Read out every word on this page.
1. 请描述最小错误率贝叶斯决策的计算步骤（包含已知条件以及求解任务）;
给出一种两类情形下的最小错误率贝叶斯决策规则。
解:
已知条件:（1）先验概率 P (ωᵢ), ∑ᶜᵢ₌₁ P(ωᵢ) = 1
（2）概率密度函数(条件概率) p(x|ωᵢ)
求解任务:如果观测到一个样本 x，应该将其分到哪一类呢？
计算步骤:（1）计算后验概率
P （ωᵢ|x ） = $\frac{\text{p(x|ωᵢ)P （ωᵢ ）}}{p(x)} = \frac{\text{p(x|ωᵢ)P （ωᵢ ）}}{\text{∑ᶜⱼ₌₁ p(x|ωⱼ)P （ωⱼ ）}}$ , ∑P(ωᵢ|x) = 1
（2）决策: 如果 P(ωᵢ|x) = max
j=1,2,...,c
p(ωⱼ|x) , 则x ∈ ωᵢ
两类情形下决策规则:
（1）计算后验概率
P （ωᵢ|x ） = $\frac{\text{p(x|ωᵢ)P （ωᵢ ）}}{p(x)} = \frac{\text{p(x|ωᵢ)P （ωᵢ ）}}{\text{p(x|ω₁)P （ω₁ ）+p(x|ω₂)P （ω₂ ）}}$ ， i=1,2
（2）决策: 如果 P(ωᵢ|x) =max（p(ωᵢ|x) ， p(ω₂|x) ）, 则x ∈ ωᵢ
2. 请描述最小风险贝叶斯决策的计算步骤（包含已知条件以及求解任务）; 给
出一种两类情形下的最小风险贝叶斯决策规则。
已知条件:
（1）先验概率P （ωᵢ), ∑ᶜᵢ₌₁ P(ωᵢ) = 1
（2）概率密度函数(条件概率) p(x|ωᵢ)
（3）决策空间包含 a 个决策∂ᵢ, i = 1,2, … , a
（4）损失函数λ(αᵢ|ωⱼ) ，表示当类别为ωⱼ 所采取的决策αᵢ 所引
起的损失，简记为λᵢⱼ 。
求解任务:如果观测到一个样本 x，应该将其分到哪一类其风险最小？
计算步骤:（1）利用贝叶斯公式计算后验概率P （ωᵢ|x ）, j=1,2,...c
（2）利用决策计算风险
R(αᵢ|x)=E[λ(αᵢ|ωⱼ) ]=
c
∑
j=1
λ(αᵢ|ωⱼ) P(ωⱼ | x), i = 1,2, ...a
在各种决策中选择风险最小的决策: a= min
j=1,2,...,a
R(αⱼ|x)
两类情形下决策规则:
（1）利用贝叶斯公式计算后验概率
● ● ● ●
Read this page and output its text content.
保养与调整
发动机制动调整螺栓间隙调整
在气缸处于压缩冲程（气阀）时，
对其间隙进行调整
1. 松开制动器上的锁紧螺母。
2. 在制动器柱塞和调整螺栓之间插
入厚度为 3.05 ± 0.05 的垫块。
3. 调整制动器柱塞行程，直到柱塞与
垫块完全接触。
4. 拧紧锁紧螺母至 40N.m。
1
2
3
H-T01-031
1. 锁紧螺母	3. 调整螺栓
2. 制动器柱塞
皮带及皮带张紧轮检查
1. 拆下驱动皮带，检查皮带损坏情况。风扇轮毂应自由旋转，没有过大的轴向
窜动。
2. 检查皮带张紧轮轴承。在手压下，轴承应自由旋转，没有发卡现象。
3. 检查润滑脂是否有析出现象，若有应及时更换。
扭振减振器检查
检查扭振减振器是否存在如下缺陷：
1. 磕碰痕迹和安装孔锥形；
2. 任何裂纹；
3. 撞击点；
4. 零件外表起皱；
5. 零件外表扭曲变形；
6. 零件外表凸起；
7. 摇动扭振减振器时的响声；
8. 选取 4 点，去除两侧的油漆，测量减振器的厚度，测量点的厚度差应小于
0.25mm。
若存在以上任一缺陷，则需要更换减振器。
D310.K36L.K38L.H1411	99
● ● ● ●
Work required: Select and copy every line from the records that includes the word "frac".

Full solution:
P （ωᵢ|x ） = $\frac{\text{p(x|ωᵢ)P （ωᵢ ）}}{p(x)} = \frac{\text{p(x|ωᵢ)P （ωᵢ ）}}{\text{∑ᶜⱼ₌₁ p(x|ωⱼ)P （ωⱼ ）}}$ , ∑P(ωᵢ|x) = 1
P （ωᵢ|x ） = $\frac{\text{p(x|ωᵢ)P （ωᵢ ）}}{p(x)} = \frac{\text{p(x|ωᵢ)P （ωᵢ ）}}{\text{p(x|ω₁)P （ω₁ ）+p(x|ω₂)P （ω₂ ）}}$ ， i=1,2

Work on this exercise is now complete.